>>>>>
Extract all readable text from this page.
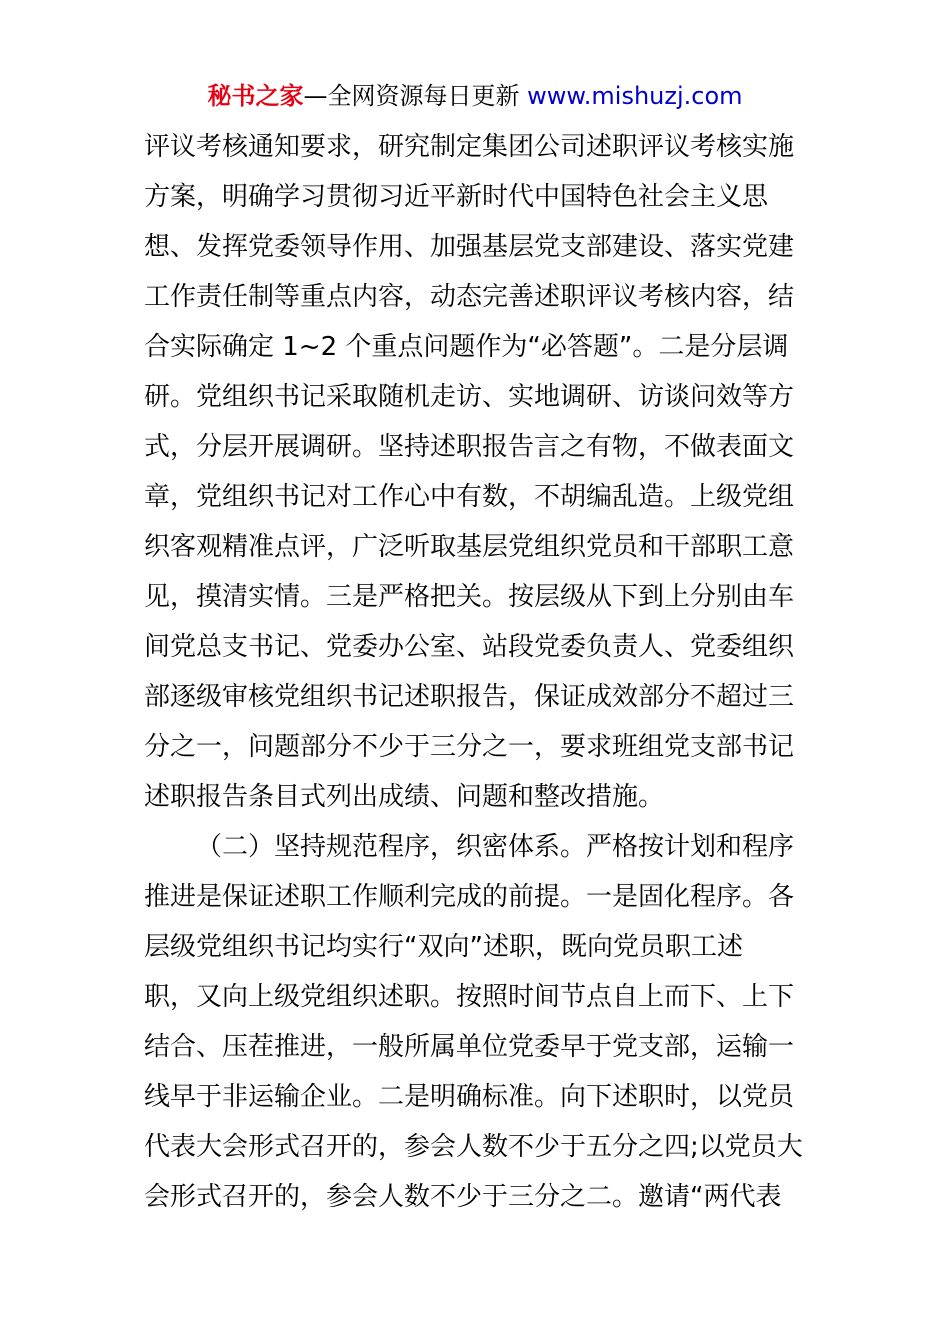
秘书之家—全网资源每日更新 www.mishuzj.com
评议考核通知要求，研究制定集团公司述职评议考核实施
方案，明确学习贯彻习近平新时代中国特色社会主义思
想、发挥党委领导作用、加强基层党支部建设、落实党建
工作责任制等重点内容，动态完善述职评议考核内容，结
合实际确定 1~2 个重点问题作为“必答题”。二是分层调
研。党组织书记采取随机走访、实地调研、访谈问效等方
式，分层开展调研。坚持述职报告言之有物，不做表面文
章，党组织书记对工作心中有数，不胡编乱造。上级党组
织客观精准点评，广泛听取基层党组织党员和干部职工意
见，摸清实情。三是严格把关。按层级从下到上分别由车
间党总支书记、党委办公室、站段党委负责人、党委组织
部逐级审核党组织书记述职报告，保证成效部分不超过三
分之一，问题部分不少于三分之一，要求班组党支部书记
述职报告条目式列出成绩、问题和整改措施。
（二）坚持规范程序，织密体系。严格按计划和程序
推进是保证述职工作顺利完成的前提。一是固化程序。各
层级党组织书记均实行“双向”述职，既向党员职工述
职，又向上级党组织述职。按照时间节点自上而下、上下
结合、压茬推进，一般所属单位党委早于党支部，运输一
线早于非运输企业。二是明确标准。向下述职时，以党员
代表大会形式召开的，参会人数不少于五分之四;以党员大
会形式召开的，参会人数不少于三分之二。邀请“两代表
<<<<<
• [AIM OF THE EXERCISE]: Write out all the entries again, word for word, and print no images.

• [WRITTEN RESPONSE]:
Extract all readable text from this page.
秘书之家—全网资源每日更新 www.mishuzj.com
评议考核通知要求，研究制定集团公司述职评议考核实施
方案，明确学习贯彻习近平新时代中国特色社会主义思
想、发挥党委领导作用、加强基层党支部建设、落实党建
工作责任制等重点内容，动态完善述职评议考核内容，结
合实际确定 1~2 个重点问题作为“必答题”。二是分层调
研。党组织书记采取随机走访、实地调研、访谈问效等方
式，分层开展调研。坚持述职报告言之有物，不做表面文
章，党组织书记对工作心中有数，不胡编乱造。上级党组
织客观精准点评，广泛听取基层党组织党员和干部职工意
见，摸清实情。三是严格把关。按层级从下到上分别由车
间党总支书记、党委办公室、站段党委负责人、党委组织
部逐级审核党组织书记述职报告，保证成效部分不超过三
分之一，问题部分不少于三分之一，要求班组党支部书记
述职报告条目式列出成绩、问题和整改措施。
（二）坚持规范程序，织密体系。严格按计划和程序
推进是保证述职工作顺利完成的前提。一是固化程序。各
层级党组织书记均实行“双向”述职，既向党员职工述
职，又向上级党组织述职。按照时间节点自上而下、上下
结合、压茬推进，一般所属单位党委早于党支部，运输一
线早于非运输企业。二是明确标准。向下述职时，以党员
代表大会形式召开的，参会人数不少于五分之四;以党员大
会形式召开的，参会人数不少于三分之二。邀请“两代表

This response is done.